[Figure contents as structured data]

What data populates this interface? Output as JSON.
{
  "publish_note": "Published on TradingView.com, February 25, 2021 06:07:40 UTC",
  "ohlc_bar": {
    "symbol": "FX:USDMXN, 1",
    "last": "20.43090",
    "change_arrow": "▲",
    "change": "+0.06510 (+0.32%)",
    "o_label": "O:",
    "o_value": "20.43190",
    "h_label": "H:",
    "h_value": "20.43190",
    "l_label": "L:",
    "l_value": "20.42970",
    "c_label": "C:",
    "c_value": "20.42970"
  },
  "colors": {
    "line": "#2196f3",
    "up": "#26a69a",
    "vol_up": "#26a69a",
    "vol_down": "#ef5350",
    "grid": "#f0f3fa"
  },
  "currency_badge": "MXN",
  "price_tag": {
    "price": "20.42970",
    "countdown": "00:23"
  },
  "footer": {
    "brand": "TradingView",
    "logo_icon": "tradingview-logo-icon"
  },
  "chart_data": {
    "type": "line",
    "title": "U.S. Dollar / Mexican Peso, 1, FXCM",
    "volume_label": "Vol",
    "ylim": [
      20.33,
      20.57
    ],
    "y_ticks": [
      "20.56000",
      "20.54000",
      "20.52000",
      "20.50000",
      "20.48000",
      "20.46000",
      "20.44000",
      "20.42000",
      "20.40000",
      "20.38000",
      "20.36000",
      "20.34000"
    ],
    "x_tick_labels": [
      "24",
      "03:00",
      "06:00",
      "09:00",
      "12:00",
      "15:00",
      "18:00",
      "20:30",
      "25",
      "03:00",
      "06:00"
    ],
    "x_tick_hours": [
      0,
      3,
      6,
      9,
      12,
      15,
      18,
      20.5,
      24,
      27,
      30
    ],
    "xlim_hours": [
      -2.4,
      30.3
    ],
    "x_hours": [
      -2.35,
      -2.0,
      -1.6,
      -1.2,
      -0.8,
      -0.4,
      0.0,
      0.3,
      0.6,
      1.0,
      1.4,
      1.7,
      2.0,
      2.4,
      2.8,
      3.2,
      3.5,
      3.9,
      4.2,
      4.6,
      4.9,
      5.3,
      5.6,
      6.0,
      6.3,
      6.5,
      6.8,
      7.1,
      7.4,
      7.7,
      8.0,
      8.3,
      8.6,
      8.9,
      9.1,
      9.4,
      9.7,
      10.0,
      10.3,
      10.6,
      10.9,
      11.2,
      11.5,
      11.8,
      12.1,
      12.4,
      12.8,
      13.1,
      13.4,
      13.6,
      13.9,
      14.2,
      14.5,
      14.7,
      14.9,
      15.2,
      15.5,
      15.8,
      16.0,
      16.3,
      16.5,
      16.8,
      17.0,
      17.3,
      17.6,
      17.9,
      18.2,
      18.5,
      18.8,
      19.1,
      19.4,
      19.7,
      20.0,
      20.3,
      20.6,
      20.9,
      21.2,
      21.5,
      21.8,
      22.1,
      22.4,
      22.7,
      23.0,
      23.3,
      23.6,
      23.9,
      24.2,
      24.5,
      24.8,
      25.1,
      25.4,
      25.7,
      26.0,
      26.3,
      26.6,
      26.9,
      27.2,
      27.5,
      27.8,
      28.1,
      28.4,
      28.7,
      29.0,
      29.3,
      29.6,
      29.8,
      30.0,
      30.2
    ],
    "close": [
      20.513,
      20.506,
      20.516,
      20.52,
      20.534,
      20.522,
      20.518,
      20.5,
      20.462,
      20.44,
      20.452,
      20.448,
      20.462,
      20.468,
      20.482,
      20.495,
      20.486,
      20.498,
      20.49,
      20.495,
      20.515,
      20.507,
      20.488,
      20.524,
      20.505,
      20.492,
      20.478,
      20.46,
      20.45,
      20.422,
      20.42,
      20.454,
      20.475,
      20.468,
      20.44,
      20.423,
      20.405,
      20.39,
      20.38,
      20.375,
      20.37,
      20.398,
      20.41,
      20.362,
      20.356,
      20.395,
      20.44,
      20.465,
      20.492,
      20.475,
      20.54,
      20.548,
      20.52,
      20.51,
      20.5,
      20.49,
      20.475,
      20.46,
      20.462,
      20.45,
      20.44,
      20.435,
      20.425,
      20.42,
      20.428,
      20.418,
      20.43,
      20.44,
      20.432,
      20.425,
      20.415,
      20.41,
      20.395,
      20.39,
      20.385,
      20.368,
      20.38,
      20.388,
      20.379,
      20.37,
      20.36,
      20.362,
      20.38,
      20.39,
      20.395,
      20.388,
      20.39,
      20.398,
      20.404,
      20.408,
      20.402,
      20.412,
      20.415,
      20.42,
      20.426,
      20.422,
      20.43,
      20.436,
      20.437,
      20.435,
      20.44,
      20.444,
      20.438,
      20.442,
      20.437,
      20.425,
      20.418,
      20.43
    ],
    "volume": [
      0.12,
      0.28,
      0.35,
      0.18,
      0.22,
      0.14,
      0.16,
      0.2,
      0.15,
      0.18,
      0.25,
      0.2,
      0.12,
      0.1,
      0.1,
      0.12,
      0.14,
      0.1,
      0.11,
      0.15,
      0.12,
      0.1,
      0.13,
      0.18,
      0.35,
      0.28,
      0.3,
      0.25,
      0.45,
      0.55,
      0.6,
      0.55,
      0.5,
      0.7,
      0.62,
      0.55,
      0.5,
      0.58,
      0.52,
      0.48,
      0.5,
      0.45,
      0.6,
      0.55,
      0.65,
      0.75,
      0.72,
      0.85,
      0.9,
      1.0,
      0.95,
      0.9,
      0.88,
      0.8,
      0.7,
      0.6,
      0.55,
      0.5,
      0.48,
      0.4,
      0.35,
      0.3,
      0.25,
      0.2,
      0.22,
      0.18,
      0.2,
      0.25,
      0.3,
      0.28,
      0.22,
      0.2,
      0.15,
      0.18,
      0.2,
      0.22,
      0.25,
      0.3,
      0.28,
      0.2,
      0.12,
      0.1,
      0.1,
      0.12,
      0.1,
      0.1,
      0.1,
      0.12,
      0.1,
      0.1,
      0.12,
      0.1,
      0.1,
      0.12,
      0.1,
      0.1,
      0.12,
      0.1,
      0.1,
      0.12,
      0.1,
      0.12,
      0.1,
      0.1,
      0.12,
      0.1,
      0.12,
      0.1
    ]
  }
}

§ Your instructions
Write all of the records out again exactly.

§ Correct response
What data populates this interface? Output as JSON.
{
  "publish_note": "Published on TradingView.com, February 25, 2021 06:07:40 UTC",
  "ohlc_bar": {
    "symbol": "FX:USDMXN, 1",
    "last": "20.43090",
    "change_arrow": "▲",
    "change": "+0.06510 (+0.32%)",
    "o_label": "O:",
    "o_value": "20.43190",
    "h_label": "H:",
    "h_value": "20.43190",
    "l_label": "L:",
    "l_value": "20.42970",
    "c_label": "C:",
    "c_value": "20.42970"
  },
  "colors": {
    "line": "#2196f3",
    "up": "#26a69a",
    "vol_up": "#26a69a",
    "vol_down": "#ef5350",
    "grid": "#f0f3fa"
  },
  "currency_badge": "MXN",
  "price_tag": {
    "price": "20.42970",
    "countdown": "00:23"
  },
  "footer": {
    "brand": "TradingView",
    "logo_icon": "tradingview-logo-icon"
  },
  "chart_data": {
    "type": "line",
    "title": "U.S. Dollar / Mexican Peso, 1, FXCM",
    "volume_label": "Vol",
    "ylim": [
      20.33,
      20.57
    ],
    "y_ticks": [
      "20.56000",
      "20.54000",
      "20.52000",
      "20.50000",
      "20.48000",
      "20.46000",
      "20.44000",
      "20.42000",
      "20.40000",
      "20.38000",
      "20.36000",
      "20.34000"
    ],
    "x_tick_labels": [
      "24",
      "03:00",
      "06:00",
      "09:00",
      "12:00",
      "15:00",
      "18:00",
      "20:30",
      "25",
      "03:00",
      "06:00"
    ],
    "x_tick_hours": [
      0,
      3,
      6,
      9,
      12,
      15,
      18,
      20.5,
      24,
      27,
      30
    ],
    "xlim_hours": [
      -2.4,
      30.3
    ],
    "x_hours": [
      -2.35,
      -2.0,
      -1.6,
      -1.2,
      -0.8,
      -0.4,
      0.0,
      0.3,
      0.6,
      1.0,
      1.4,
      1.7,
      2.0,
      2.4,
      2.8,
      3.2,
      3.5,
      3.9,
      4.2,
      4.6,
      4.9,
      5.3,
      5.6,
      6.0,
      6.3,
      6.5,
      6.8,
      7.1,
      7.4,
      7.7,
      8.0,
      8.3,
      8.6,
      8.9,
      9.1,
      9.4,
      9.7,
      10.0,
      10.3,
      10.6,
      10.9,
      11.2,
      11.5,
      11.8,
      12.1,
      12.4,
      12.8,
      13.1,
      13.4,
      13.6,
      13.9,
      14.2,
      14.5,
      14.7,
      14.9,
      15.2,
      15.5,
      15.8,
      16.0,
      16.3,
      16.5,
      16.8,
      17.0,
      17.3,
      17.6,
      17.9,
      18.2,
      18.5,
      18.8,
      19.1,
      19.4,
      19.7,
      20.0,
      20.3,
      20.6,
      20.9,
      21.2,
      21.5,
      21.8,
      22.1,
      22.4,
      22.7,
      23.0,
      23.3,
      23.6,
      23.9,
      24.2,
      24.5,
      24.8,
      25.1,
      25.4,
      25.7,
      26.0,
      26.3,
      26.6,
      26.9,
      27.2,
      27.5,
      27.8,
      28.1,
      28.4,
      28.7,
      29.0,
      29.3,
      29.6,
      29.8,
      30.0,
      30.2
    ],
    "close": [
      20.513,
      20.506,
      20.516,
      20.52,
      20.534,
      20.522,
      20.518,
      20.5,
      20.462,
      20.44,
      20.452,
      20.448,
      20.462,
      20.468,
      20.482,
      20.495,
      20.486,
      20.498,
      20.49,
      20.495,
      20.515,
      20.507,
      20.488,
      20.524,
      20.505,
      20.492,
      20.478,
      20.46,
      20.45,
      20.422,
      20.42,
      20.454,
      20.475,
      20.468,
      20.44,
      20.423,
      20.405,
      20.39,
      20.38,
      20.375,
      20.37,
      20.398,
      20.41,
      20.362,
      20.356,
      20.395,
      20.44,
      20.465,
      20.492,
      20.475,
      20.54,
      20.548,
      20.52,
      20.51,
      20.5,
      20.49,
      20.475,
      20.46,
      20.462,
      20.45,
      20.44,
      20.435,
      20.425,
      20.42,
      20.428,
      20.418,
      20.43,
      20.44,
      20.432,
      20.425,
      20.415,
      20.41,
      20.395,
      20.39,
      20.385,
      20.368,
      20.38,
      20.388,
      20.379,
      20.37,
      20.36,
      20.362,
      20.38,
      20.39,
      20.395,
      20.388,
      20.39,
      20.398,
      20.404,
      20.408,
      20.402,
      20.412,
      20.415,
      20.42,
      20.426,
      20.422,
      20.43,
      20.436,
      20.437,
      20.435,
      20.44,
      20.444,
      20.438,
      20.442,
      20.437,
      20.425,
      20.418,
      20.43
    ],
    "volume": [
      0.12,
      0.28,
      0.35,
      0.18,
      0.22,
      0.14,
      0.16,
      0.2,
      0.15,
      0.18,
      0.25,
      0.2,
      0.12,
      0.1,
      0.1,
      0.12,
      0.14,
      0.1,
      0.11,
      0.15,
      0.12,
      0.1,
      0.13,
      0.18,
      0.35,
      0.28,
      0.3,
      0.25,
      0.45,
      0.55,
      0.6,
      0.55,
      0.5,
      0.7,
      0.62,
      0.55,
      0.5,
      0.58,
      0.52,
      0.48,
      0.5,
      0.45,
      0.6,
      0.55,
      0.65,
      0.75,
      0.72,
      0.85,
      0.9,
      1.0,
      0.95,
      0.9,
      0.88,
      0.8,
      0.7,
      0.6,
      0.55,
      0.5,
      0.48,
      0.4,
      0.35,
      0.3,
      0.25,
      0.2,
      0.22,
      0.18,
      0.2,
      0.25,
      0.3,
      0.28,
      0.22,
      0.2,
      0.15,
      0.18,
      0.2,
      0.22,
      0.25,
      0.3,
      0.28,
      0.2,
      0.12,
      0.1,
      0.1,
      0.12,
      0.1,
      0.1,
      0.1,
      0.12,
      0.1,
      0.1,
      0.12,
      0.1,
      0.1,
      0.12,
      0.1,
      0.1,
      0.12,
      0.1,
      0.1,
      0.12,
      0.1,
      0.12,
      0.1,
      0.1,
      0.12,
      0.1,
      0.12,
      0.1
    ]
  }
}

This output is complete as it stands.